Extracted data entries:
###
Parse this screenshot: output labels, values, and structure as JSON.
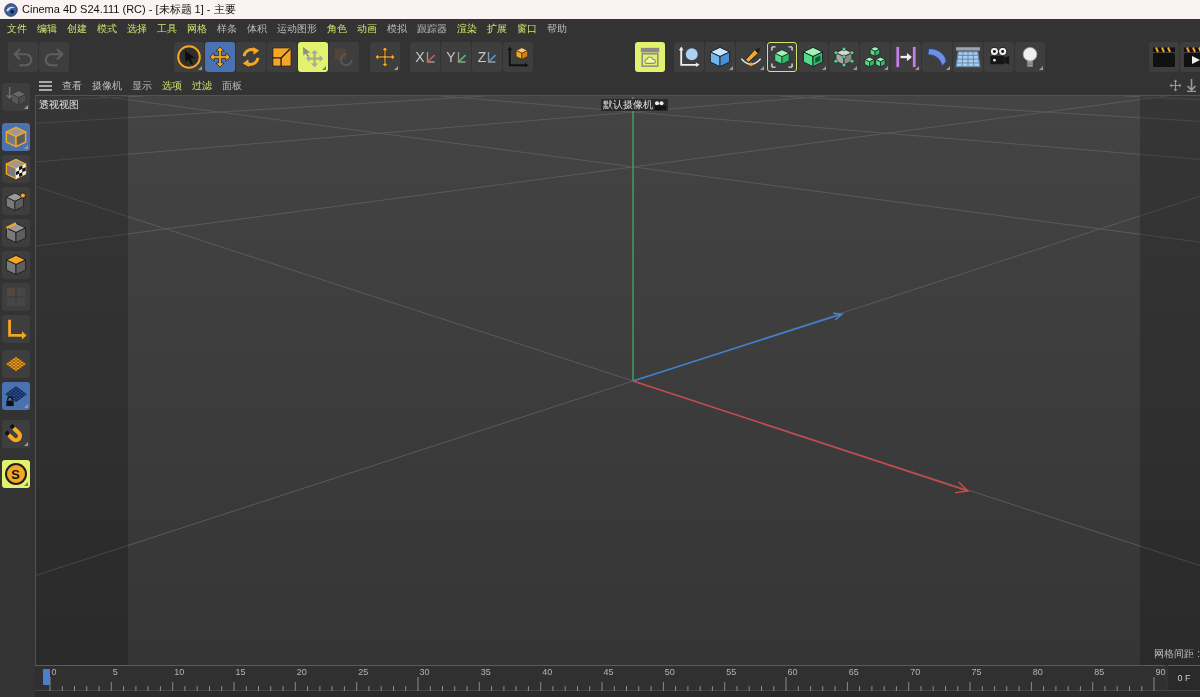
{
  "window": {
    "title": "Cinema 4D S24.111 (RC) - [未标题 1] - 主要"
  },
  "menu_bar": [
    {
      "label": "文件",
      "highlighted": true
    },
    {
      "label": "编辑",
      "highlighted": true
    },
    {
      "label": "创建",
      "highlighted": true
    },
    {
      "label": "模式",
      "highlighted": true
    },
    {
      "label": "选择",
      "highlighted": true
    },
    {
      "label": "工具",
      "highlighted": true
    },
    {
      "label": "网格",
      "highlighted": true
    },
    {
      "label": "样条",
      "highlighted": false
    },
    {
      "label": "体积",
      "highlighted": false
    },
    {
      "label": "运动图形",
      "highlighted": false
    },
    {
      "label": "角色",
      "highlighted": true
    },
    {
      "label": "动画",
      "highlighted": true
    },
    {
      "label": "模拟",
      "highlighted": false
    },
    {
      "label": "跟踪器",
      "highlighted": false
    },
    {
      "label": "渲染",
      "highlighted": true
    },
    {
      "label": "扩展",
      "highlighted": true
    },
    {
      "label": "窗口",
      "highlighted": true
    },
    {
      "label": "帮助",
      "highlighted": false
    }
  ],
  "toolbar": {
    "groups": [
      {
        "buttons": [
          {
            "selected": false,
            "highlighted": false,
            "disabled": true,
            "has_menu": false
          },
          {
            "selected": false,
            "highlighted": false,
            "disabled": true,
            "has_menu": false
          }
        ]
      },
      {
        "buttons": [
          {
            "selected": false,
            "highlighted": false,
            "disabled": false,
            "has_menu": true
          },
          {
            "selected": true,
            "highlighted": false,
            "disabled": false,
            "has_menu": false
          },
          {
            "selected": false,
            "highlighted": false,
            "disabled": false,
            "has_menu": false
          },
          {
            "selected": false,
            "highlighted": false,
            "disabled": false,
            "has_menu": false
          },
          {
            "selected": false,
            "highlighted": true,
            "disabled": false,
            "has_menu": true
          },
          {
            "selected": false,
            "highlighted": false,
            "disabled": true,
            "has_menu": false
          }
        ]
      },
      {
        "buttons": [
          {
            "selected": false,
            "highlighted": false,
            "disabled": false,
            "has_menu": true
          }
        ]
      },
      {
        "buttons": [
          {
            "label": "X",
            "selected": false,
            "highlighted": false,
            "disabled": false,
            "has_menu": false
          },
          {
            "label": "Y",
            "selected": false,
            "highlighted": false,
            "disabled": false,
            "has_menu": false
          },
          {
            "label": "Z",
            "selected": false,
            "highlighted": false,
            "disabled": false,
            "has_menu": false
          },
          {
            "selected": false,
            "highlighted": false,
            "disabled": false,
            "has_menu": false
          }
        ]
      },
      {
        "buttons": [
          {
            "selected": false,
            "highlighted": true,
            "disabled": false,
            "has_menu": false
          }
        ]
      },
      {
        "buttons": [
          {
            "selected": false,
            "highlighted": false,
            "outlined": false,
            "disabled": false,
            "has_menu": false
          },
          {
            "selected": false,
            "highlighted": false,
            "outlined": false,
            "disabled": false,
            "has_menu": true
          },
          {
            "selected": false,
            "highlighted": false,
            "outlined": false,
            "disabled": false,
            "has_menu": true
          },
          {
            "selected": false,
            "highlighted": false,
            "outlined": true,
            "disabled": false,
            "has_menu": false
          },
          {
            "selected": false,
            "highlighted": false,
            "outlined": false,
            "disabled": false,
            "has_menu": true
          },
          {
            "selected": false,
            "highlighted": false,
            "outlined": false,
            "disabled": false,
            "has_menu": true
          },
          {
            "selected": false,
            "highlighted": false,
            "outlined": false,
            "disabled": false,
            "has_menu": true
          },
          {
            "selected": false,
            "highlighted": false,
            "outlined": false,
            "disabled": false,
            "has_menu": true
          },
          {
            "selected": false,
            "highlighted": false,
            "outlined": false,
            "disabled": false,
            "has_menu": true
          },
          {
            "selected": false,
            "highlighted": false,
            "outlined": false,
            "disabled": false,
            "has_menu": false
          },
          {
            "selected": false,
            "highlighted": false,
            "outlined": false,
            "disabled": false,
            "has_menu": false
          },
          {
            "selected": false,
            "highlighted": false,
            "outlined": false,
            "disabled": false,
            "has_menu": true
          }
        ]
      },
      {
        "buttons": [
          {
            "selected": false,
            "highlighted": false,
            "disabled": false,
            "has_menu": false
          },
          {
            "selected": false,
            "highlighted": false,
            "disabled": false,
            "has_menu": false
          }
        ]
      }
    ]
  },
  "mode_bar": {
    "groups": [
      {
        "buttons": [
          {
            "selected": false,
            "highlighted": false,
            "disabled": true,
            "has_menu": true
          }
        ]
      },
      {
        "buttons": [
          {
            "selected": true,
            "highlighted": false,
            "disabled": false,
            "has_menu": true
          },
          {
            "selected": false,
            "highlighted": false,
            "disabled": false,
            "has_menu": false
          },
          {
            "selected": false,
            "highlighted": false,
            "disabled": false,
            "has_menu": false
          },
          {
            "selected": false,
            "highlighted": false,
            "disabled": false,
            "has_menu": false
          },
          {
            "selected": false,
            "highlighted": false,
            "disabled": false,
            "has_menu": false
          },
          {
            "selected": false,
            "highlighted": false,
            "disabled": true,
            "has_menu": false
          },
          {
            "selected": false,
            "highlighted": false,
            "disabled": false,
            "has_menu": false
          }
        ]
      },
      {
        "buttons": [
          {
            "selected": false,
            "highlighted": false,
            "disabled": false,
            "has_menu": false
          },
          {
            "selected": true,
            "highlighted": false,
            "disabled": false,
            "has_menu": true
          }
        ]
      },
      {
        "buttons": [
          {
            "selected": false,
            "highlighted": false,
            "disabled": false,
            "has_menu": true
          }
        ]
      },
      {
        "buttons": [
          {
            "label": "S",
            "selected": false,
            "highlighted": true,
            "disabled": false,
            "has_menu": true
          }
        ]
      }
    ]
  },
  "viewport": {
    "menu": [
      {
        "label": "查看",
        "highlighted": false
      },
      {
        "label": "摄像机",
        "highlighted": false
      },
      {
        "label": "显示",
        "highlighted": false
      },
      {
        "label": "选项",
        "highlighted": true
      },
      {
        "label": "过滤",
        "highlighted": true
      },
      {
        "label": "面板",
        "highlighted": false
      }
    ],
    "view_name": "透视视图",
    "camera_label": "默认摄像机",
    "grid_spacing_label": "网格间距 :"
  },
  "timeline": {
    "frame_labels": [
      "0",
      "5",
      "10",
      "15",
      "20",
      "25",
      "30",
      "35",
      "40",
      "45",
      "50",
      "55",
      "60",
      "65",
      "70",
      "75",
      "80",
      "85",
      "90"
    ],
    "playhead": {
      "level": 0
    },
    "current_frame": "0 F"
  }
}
###
Repeat all the records above exactly, leaving out any pictures.

> **RESULT FOR THIS TASK**
Parse this screenshot: output labels, values, and structure as JSON.
{
  "window": {
    "title": "Cinema 4D S24.111 (RC) - [未标题 1] - 主要"
  },
  "menu_bar": [
    {
      "label": "文件",
      "highlighted": true
    },
    {
      "label": "编辑",
      "highlighted": true
    },
    {
      "label": "创建",
      "highlighted": true
    },
    {
      "label": "模式",
      "highlighted": true
    },
    {
      "label": "选择",
      "highlighted": true
    },
    {
      "label": "工具",
      "highlighted": true
    },
    {
      "label": "网格",
      "highlighted": true
    },
    {
      "label": "样条",
      "highlighted": false
    },
    {
      "label": "体积",
      "highlighted": false
    },
    {
      "label": "运动图形",
      "highlighted": false
    },
    {
      "label": "角色",
      "highlighted": true
    },
    {
      "label": "动画",
      "highlighted": true
    },
    {
      "label": "模拟",
      "highlighted": false
    },
    {
      "label": "跟踪器",
      "highlighted": false
    },
    {
      "label": "渲染",
      "highlighted": true
    },
    {
      "label": "扩展",
      "highlighted": true
    },
    {
      "label": "窗口",
      "highlighted": true
    },
    {
      "label": "帮助",
      "highlighted": false
    }
  ],
  "toolbar": {
    "groups": [
      {
        "buttons": [
          {
            "selected": false,
            "highlighted": false,
            "disabled": true,
            "has_menu": false
          },
          {
            "selected": false,
            "highlighted": false,
            "disabled": true,
            "has_menu": false
          }
        ]
      },
      {
        "buttons": [
          {
            "selected": false,
            "highlighted": false,
            "disabled": false,
            "has_menu": true
          },
          {
            "selected": true,
            "highlighted": false,
            "disabled": false,
            "has_menu": false
          },
          {
            "selected": false,
            "highlighted": false,
            "disabled": false,
            "has_menu": false
          },
          {
            "selected": false,
            "highlighted": false,
            "disabled": false,
            "has_menu": false
          },
          {
            "selected": false,
            "highlighted": true,
            "disabled": false,
            "has_menu": true
          },
          {
            "selected": false,
            "highlighted": false,
            "disabled": true,
            "has_menu": false
          }
        ]
      },
      {
        "buttons": [
          {
            "selected": false,
            "highlighted": false,
            "disabled": false,
            "has_menu": true
          }
        ]
      },
      {
        "buttons": [
          {
            "label": "X",
            "selected": false,
            "highlighted": false,
            "disabled": false,
            "has_menu": false
          },
          {
            "label": "Y",
            "selected": false,
            "highlighted": false,
            "disabled": false,
            "has_menu": false
          },
          {
            "label": "Z",
            "selected": false,
            "highlighted": false,
            "disabled": false,
            "has_menu": false
          },
          {
            "selected": false,
            "highlighted": false,
            "disabled": false,
            "has_menu": false
          }
        ]
      },
      {
        "buttons": [
          {
            "selected": false,
            "highlighted": true,
            "disabled": false,
            "has_menu": false
          }
        ]
      },
      {
        "buttons": [
          {
            "selected": false,
            "highlighted": false,
            "outlined": false,
            "disabled": false,
            "has_menu": false
          },
          {
            "selected": false,
            "highlighted": false,
            "outlined": false,
            "disabled": false,
            "has_menu": true
          },
          {
            "selected": false,
            "highlighted": false,
            "outlined": false,
            "disabled": false,
            "has_menu": true
          },
          {
            "selected": false,
            "highlighted": false,
            "outlined": true,
            "disabled": false,
            "has_menu": false
          },
          {
            "selected": false,
            "highlighted": false,
            "outlined": false,
            "disabled": false,
            "has_menu": true
          },
          {
            "selected": false,
            "highlighted": false,
            "outlined": false,
            "disabled": false,
            "has_menu": true
          },
          {
            "selected": false,
            "highlighted": false,
            "outlined": false,
            "disabled": false,
            "has_menu": true
          },
          {
            "selected": false,
            "highlighted": false,
            "outlined": false,
            "disabled": false,
            "has_menu": true
          },
          {
            "selected": false,
            "highlighted": false,
            "outlined": false,
            "disabled": false,
            "has_menu": true
          },
          {
            "selected": false,
            "highlighted": false,
            "outlined": false,
            "disabled": false,
            "has_menu": false
          },
          {
            "selected": false,
            "highlighted": false,
            "outlined": false,
            "disabled": false,
            "has_menu": false
          },
          {
            "selected": false,
            "highlighted": false,
            "outlined": false,
            "disabled": false,
            "has_menu": true
          }
        ]
      },
      {
        "buttons": [
          {
            "selected": false,
            "highlighted": false,
            "disabled": false,
            "has_menu": false
          },
          {
            "selected": false,
            "highlighted": false,
            "disabled": false,
            "has_menu": false
          }
        ]
      }
    ]
  },
  "mode_bar": {
    "groups": [
      {
        "buttons": [
          {
            "selected": false,
            "highlighted": false,
            "disabled": true,
            "has_menu": true
          }
        ]
      },
      {
        "buttons": [
          {
            "selected": true,
            "highlighted": false,
            "disabled": false,
            "has_menu": true
          },
          {
            "selected": false,
            "highlighted": false,
            "disabled": false,
            "has_menu": false
          },
          {
            "selected": false,
            "highlighted": false,
            "disabled": false,
            "has_menu": false
          },
          {
            "selected": false,
            "highlighted": false,
            "disabled": false,
            "has_menu": false
          },
          {
            "selected": false,
            "highlighted": false,
            "disabled": false,
            "has_menu": false
          },
          {
            "selected": false,
            "highlighted": false,
            "disabled": true,
            "has_menu": false
          },
          {
            "selected": false,
            "highlighted": false,
            "disabled": false,
            "has_menu": false
          }
        ]
      },
      {
        "buttons": [
          {
            "selected": false,
            "highlighted": false,
            "disabled": false,
            "has_menu": false
          },
          {
            "selected": true,
            "highlighted": false,
            "disabled": false,
            "has_menu": true
          }
        ]
      },
      {
        "buttons": [
          {
            "selected": false,
            "highlighted": false,
            "disabled": false,
            "has_menu": true
          }
        ]
      },
      {
        "buttons": [
          {
            "label": "S",
            "selected": false,
            "highlighted": true,
            "disabled": false,
            "has_menu": true
          }
        ]
      }
    ]
  },
  "viewport": {
    "menu": [
      {
        "label": "查看",
        "highlighted": false
      },
      {
        "label": "摄像机",
        "highlighted": false
      },
      {
        "label": "显示",
        "highlighted": false
      },
      {
        "label": "选项",
        "highlighted": true
      },
      {
        "label": "过滤",
        "highlighted": true
      },
      {
        "label": "面板",
        "highlighted": false
      }
    ],
    "view_name": "透视视图",
    "camera_label": "默认摄像机",
    "grid_spacing_label": "网格间距 :"
  },
  "timeline": {
    "frame_labels": [
      "0",
      "5",
      "10",
      "15",
      "20",
      "25",
      "30",
      "35",
      "40",
      "45",
      "50",
      "55",
      "60",
      "65",
      "70",
      "75",
      "80",
      "85",
      "90"
    ],
    "playhead": {
      "level": 0
    },
    "current_frame": "0 F"
  }
}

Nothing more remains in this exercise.